→ **Directions**
1. Repeat word for word the part of the quotations about books that starts with "A bad book is" and continues through "British biologist, educator)".
2. Answer these questions using the quotations about books:
(a) What years are given for Henry James?
(b) How is Benjamin Jowett described?
(c) Which books are called the newest?

Victor Hugo (1802-1885, French poet, dramatist, novelist)

 

A bad book is as much of a labor to write as a good one; it comes as sincerely from the author's soul.

 

Aldous Huxley (1894-1963, British author)

 

Books are the money of Literature, but only the counters of Science.

 

Thomas H. Huxley (1825-1895, British biologist, educator)

 

The newest books are those that never grow old.

 

George Holbrook Jackson (1874-1948, British essayist, literary historian,)

 

Read as you taste fruit or savor wine, or enjoy friendship, love or life.

 

Holbrook Jackson

 

The only obligation to which in advance we may hold a novel, without incurring the accusation of being arbitrary, is that it be interesting.

 

Henry James (1843-1916, American author)

 

Books constitute capital. A library book lasts as long as a house, for hundreds of years. It is not, then, an article of mere consumption but fairly of capital, and often in the case of professional men, setting out in life, it is their only capital.

 

Thomas Jefferson (1743-1826, American President (3rd))

 

I cannot live without books.

 

Thomas Jefferson (1743-1826, American President (3rd))

 

A man ought to read just as his inclination leads him; for what he reads as a task will do him little good.

 

Samuel Johnson (1709-1784, British author)

 

Books that you carry to the fire, and hold readily in your hand, are most useful after all.

 

Samuel Johnson (1709-1784, British author)

 

What is written without effort is in general read without pleasure.

 

Samuel Johnson (1709-1784, British author)

 

You will be the same person in five years as you are today except for the people you meet and the books you read.

 

Charles "Tremendous" Jones (American motivational speaker, author)

 

There be some men are born only to suck out the poison of books.

 

Ben Jonson (1573-1637, British dramatist, poet)

 

One man is as good as another until he has written a book.

 

Benjamin Jowett (1817-1893, British scholar)

[Document understanding data]
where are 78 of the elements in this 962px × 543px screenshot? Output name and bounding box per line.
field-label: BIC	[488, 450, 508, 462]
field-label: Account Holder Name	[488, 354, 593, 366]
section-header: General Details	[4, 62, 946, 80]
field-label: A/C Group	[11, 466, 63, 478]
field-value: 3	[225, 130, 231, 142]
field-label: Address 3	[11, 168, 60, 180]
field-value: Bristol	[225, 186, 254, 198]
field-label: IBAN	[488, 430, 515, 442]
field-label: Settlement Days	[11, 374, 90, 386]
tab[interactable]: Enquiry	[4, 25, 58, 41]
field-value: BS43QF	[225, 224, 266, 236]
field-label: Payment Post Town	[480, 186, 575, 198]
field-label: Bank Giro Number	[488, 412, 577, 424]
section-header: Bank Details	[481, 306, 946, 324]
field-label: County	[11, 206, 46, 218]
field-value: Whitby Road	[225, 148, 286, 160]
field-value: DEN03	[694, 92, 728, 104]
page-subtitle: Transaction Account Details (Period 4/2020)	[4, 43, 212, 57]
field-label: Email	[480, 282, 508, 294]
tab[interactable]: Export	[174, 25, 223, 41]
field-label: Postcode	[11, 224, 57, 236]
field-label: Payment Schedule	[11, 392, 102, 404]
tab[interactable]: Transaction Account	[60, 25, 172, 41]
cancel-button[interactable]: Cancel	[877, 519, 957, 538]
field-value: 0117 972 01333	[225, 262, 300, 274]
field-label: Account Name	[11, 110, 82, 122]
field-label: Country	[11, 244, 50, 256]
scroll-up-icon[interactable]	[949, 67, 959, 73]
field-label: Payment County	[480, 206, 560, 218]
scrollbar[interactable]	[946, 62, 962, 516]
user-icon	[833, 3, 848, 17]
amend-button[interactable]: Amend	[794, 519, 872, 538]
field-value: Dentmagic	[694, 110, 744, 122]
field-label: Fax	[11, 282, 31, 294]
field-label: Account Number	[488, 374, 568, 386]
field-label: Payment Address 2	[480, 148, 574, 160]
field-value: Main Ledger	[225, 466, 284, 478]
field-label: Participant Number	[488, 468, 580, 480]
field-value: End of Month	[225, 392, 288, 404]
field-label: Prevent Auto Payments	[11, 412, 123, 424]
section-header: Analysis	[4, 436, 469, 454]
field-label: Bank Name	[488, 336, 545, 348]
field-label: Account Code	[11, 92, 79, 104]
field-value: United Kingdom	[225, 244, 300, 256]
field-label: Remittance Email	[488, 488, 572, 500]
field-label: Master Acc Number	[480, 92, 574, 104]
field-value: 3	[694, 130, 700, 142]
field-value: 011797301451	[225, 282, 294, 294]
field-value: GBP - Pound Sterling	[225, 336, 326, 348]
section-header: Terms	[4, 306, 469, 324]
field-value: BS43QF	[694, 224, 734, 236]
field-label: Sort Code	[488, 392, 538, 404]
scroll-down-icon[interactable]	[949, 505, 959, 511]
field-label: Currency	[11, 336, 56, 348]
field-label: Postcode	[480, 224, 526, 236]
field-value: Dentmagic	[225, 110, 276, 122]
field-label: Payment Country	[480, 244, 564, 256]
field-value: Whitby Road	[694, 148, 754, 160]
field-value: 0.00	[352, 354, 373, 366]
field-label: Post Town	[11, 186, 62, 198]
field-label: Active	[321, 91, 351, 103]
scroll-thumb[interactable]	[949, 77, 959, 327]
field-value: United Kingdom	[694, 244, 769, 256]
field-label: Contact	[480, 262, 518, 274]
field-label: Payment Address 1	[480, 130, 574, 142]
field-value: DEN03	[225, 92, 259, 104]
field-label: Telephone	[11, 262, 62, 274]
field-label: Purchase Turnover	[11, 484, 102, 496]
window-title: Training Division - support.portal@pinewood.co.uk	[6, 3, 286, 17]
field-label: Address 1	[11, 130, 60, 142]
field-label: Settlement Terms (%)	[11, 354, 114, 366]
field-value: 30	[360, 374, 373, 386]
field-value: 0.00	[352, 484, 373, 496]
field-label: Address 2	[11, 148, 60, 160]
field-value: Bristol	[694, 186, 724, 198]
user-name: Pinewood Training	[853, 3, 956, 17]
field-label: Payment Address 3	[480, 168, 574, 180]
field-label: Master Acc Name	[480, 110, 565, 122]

→ **Written answers**
1.
A bad book is as much of a labor to write as a good one; it comes as sincerely from the author's soul.

 

Aldous Huxley (1894-1963, British author)

 

Books are the money of Literature, but only the counters of Science.

 

Thomas H. Huxley (1825-1895, British biologist, educator)

2.
(a) 1843-1916
(b) British scholar
(c) Those that never grow old